→ Consigne
Imprimez intégralement l'extrait de cas clinique sur la prostatite aiguë, sans y changer quoi que ce soit.

→ Extrait du document
........
    - radiographie pulmonaire (2) de face debout

    Total des points de la question : 17
Question 4
Débutez-vous une antibiothérapie ? Justifiez votre réponse.
    Réponse :
    Non (2) , je ne débute pas d’antibiothérapie en urgence car :
    - je n’ai pas de diagnostic (3)
    - et le patient ne présente pas de signe de gravité (3) : pas de sepsis sévère / choc septique, pas de neutropénie, pas d’asplénie

    Total des points de la question : 8
Question 5
Quel est votre diagnostic ?
    Réponse :
    Prostatite (3) aiguë (1) bactériémique (1) à entérobactérie (2) (probablement E. coli)
    -
    - NB :
    - on aurait pu évoquer ce diagnostic au préalable devant une BU positive, et demander un examen direct de l’ECBU en urgence
    - l’absence de leucocyturie est classique (mais rare) chez le patient diabétique (et chez le neutropénique)
    - il ne s’agit pas d’une cystite ! la pyélonéphrite est très rare chez l’homme. Il faut toujours évoquer une prostatite devant une infection urinaire chez l’homme, car cela conditionne la durée de traitement. Un traitement de durée insuffisante prédispose à l’évolution vers une prostatite chronique, et donc à un risque de récidive majeur des épisodes infectieux.
    - La prostatite aiguë est une cause classique de fièvre nue chez l’homme.
    - Les facteurs favorisant l’apparition d’une prostatite chez ce patient étaient : probable adénome de prostate vu l’âge, diabète, et boissons en quantité insuffisante.

    Total des points de la question : 7
Question 6
Quels sont les principes de l’antibiothérapie ?
    Réponse :
    Antibiothérapie :
    - Urgente (1)
    - active sur les entérobactéries (1)
    - bactéricide (1)
    - à bonne diffusion intra prostatique (1) et à élimination urinaire sous forme active (1)
    - monothérapie (1) car pas de signe de gravité
    - céphalosporine de 3ème génération injectable IV (pas IM car AVK) : ceftriaxone ou céfotaxime (3)
........
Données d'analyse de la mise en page

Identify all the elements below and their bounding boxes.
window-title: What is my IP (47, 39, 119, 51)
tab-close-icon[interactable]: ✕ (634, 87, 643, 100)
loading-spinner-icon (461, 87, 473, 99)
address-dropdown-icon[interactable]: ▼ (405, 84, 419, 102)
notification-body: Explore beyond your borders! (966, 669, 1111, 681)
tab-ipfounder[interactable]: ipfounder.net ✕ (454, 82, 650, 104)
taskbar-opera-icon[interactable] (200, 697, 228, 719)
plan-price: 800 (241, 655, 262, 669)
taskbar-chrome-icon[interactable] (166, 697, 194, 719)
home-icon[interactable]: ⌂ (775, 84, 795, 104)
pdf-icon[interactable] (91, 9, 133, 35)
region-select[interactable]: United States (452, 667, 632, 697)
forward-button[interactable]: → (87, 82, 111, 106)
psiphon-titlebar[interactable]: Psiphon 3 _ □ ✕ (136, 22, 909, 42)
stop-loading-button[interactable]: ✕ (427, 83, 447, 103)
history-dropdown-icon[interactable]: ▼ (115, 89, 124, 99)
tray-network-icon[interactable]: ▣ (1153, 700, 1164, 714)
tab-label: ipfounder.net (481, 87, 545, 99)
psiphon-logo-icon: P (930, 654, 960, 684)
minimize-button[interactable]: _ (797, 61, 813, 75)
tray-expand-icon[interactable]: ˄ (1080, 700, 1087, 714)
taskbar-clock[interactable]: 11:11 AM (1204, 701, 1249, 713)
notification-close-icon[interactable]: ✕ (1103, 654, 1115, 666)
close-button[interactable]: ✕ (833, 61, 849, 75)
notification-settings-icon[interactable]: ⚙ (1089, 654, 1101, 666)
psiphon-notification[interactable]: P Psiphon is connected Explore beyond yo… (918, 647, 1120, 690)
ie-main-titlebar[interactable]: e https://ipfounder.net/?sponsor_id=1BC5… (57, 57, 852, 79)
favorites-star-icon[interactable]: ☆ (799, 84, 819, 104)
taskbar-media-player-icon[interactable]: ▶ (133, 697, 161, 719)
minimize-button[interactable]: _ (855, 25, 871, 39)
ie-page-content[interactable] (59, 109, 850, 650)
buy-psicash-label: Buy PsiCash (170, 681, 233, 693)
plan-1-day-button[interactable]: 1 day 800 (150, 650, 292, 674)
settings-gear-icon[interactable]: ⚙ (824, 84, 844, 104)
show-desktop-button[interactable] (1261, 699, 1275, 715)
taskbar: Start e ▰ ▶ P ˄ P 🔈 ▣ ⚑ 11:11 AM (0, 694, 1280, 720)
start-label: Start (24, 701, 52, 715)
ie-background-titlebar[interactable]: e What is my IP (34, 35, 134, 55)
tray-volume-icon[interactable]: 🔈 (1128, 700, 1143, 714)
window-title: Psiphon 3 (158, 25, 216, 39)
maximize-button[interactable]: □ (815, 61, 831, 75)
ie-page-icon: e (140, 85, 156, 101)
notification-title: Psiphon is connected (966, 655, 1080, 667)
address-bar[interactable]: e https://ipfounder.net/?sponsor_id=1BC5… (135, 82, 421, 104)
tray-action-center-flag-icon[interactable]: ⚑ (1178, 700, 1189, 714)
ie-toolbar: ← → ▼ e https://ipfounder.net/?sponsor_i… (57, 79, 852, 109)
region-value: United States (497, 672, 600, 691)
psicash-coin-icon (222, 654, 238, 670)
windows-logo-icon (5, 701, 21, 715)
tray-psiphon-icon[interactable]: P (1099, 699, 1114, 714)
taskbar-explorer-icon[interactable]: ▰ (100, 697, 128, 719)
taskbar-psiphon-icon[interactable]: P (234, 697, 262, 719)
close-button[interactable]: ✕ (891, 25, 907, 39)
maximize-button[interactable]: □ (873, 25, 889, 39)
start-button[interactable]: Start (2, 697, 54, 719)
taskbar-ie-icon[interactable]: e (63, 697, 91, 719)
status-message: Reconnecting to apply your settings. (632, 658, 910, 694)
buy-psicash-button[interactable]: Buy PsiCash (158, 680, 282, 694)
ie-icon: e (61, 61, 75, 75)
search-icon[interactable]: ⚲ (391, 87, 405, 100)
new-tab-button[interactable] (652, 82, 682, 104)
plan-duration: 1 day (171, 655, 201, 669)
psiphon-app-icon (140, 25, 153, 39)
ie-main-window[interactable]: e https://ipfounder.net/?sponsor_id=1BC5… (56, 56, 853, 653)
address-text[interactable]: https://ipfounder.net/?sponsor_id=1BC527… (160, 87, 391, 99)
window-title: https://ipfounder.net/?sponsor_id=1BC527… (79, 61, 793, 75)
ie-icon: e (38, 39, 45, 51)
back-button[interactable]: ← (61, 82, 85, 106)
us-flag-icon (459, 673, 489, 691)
........
→ Réponse
    - radiographie pulmonaire (2) de face debout

    Total des points de la question : 17
Question 4
Débutez-vous une antibiothérapie ? Justifiez votre réponse.
    Réponse :
    Non (2) , je ne débute pas d’antibiothérapie en urgence car :
    - je n’ai pas de diagnostic (3)
    - et le patient ne présente pas de signe de gravité (3) : pas de sepsis sévère / choc septique, pas de neutropénie, pas d’asplénie

    Total des points de la question : 8
Question 5
Quel est votre diagnostic ?
    Réponse :
    Prostatite (3) aiguë (1) bactériémique (1) à entérobactérie (2) (probablement E. coli)
    -
    - NB :
    - on aurait pu évoquer ce diagnostic au préalable devant une BU positive, et demander un examen direct de l’ECBU en urgence
    - l’absence de leucocyturie est classique (mais rare) chez le patient diabétique (et chez le neutropénique)
    - il ne s’agit pas d’une cystite ! la pyélonéphrite est très rare chez l’homme. Il faut toujours évoquer une prostatite devant une infection urinaire chez l’homme, car cela conditionne la durée de traitement. Un traitement de durée insuffisante prédispose à l’évolution vers une prostatite chronique, et donc à un risque de récidive majeur des épisodes infectieux.
    - La prostatite aiguë est une cause classique de fièvre nue chez l’homme.
    - Les facteurs favorisant l’apparition d’une prostatite chez ce patient étaient : probable adénome de prostate vu l’âge, diabète, et boissons en quantité insuffisante.

    Total des points de la question : 7
Question 6
Quels sont les principes de l’antibiothérapie ?
    Réponse :
    Antibiothérapie :
    - Urgente (1)
    - active sur les entérobactéries (1)
    - bactéricide (1)
    - à bonne diffusion intra prostatique (1) et à élimination urinaire sous forme active (1)
    - monothérapie (1) car pas de signe de gravité
    - céphalosporine de 3ème génération injectable IV (pas IM car AVK) : ceftriaxone ou céfotaxime (3)